TASK DESCRIPTION: In the entries below, find the lines that contain the word "Attractive" and copy them.

Data excerpts
=======

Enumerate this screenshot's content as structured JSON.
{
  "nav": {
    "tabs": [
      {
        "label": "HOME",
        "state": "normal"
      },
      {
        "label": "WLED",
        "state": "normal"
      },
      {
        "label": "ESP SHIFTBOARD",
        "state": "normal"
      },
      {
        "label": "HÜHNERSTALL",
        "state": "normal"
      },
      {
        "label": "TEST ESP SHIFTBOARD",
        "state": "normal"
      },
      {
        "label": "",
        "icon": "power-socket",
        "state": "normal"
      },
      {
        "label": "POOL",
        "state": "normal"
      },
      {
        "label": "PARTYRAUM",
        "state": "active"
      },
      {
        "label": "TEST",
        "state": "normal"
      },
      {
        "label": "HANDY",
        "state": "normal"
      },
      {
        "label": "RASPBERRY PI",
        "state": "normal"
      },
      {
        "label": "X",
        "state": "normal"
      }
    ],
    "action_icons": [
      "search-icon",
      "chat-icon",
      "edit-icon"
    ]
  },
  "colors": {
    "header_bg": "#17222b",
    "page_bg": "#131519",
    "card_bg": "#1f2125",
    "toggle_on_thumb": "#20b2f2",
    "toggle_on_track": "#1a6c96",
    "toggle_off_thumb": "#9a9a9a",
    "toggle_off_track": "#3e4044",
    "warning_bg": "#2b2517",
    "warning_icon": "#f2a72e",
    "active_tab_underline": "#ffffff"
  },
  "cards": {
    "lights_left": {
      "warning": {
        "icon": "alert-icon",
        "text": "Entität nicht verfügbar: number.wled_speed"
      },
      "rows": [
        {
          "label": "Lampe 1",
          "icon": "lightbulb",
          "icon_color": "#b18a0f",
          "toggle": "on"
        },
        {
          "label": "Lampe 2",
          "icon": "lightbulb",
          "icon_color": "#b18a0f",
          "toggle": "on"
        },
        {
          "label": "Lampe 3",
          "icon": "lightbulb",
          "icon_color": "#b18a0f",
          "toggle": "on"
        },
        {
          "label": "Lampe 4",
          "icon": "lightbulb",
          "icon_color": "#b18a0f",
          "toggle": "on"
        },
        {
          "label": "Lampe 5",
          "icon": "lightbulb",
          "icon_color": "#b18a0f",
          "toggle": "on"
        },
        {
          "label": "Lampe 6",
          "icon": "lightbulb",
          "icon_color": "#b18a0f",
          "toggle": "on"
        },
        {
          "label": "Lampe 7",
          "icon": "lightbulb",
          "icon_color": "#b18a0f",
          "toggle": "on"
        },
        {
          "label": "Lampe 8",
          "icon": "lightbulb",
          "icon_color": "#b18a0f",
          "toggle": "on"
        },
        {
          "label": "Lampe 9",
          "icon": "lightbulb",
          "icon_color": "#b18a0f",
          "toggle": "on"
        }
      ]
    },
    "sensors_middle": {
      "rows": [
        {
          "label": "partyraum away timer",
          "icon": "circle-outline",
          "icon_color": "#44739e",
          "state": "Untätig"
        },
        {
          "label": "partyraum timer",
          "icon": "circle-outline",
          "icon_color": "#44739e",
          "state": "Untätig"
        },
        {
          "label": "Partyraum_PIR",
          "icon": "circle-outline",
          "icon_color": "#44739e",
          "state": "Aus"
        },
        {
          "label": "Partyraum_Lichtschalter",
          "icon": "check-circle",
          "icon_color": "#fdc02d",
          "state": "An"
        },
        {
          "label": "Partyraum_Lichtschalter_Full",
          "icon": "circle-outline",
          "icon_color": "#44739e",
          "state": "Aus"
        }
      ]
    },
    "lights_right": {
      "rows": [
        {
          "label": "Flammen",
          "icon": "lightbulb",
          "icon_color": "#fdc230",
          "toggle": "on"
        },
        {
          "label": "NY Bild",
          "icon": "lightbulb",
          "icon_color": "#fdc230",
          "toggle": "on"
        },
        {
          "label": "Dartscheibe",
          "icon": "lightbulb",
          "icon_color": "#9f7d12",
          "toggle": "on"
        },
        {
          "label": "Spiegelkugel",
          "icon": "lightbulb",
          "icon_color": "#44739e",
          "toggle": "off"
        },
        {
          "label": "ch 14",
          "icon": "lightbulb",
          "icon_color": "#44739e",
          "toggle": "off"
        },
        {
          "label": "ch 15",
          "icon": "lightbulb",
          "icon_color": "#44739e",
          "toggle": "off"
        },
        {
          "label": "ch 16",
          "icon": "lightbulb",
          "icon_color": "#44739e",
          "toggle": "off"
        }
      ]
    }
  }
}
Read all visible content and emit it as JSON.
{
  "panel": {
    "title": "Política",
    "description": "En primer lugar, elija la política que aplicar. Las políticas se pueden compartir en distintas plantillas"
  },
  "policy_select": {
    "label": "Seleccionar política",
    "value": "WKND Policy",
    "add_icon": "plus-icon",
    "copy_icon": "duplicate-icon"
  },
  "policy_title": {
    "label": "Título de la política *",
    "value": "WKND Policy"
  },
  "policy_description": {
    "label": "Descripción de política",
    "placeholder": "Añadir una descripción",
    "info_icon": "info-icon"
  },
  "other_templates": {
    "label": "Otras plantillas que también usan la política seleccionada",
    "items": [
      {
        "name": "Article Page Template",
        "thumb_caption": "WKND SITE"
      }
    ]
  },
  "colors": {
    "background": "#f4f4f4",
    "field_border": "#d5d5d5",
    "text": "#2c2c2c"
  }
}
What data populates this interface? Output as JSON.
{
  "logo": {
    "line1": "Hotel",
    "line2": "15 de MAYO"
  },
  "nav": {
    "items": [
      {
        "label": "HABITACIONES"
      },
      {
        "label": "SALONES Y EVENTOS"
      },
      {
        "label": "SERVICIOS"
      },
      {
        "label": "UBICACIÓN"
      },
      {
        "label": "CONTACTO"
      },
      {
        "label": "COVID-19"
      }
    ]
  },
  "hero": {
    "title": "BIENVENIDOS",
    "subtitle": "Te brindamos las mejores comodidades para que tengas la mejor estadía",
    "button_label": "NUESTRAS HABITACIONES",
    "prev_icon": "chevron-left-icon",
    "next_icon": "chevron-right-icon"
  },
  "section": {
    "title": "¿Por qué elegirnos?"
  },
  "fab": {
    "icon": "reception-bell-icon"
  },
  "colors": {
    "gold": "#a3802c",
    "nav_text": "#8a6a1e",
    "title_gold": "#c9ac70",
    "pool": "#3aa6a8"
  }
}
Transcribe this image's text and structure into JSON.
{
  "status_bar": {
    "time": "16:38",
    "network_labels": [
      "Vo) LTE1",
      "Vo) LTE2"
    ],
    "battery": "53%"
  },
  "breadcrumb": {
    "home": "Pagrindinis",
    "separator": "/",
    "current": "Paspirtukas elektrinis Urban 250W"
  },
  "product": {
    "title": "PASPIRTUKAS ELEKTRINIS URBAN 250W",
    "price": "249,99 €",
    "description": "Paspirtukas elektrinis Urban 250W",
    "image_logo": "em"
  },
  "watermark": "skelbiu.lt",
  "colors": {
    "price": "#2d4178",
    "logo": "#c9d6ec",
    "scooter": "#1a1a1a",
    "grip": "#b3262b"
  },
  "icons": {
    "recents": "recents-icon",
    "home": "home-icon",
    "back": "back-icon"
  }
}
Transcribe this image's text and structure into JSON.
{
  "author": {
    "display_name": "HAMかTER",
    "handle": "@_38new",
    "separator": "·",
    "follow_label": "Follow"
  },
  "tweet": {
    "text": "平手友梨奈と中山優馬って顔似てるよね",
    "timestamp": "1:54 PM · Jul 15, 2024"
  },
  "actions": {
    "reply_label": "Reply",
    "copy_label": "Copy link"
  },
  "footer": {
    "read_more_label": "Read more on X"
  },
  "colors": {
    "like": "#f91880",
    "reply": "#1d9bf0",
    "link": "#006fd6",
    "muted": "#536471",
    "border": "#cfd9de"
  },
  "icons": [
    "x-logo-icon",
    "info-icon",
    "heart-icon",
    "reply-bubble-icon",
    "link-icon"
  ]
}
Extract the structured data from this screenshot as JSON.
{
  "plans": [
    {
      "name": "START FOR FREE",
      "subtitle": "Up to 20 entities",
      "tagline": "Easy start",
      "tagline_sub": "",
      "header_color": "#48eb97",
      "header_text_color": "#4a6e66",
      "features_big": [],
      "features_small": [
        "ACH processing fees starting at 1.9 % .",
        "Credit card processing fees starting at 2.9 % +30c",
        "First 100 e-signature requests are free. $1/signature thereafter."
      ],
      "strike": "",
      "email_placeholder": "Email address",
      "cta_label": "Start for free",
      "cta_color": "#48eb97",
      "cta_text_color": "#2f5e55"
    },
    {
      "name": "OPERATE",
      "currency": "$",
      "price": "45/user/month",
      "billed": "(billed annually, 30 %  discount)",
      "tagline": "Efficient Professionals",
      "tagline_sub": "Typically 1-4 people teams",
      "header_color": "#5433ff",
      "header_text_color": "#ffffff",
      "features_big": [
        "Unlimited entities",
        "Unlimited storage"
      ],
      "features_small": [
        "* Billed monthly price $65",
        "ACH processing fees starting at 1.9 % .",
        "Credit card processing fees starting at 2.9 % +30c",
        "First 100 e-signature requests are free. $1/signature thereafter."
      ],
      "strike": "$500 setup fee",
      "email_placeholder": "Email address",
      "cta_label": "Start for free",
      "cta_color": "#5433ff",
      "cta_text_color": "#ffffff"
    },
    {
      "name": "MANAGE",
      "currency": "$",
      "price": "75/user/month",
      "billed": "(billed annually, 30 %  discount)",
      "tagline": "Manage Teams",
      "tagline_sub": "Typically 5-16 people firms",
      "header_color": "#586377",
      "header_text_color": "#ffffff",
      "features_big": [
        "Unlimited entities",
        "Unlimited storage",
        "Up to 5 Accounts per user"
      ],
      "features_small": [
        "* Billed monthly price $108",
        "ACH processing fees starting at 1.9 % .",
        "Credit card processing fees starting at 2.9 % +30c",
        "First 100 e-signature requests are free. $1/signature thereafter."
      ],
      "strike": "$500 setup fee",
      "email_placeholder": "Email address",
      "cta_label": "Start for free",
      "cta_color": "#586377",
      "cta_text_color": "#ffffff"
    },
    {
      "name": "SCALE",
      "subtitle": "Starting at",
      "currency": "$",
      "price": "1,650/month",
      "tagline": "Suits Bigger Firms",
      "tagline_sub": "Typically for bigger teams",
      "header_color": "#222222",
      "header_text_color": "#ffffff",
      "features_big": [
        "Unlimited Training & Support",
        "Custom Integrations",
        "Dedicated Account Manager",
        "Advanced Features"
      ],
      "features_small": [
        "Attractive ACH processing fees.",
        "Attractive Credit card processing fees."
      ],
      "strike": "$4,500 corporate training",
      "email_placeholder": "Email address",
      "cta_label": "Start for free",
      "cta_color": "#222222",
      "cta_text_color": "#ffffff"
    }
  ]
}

=======

COMPLETED TASK:
        "Attractive ACH processing fees.",
        "Attractive Credit card processing fees."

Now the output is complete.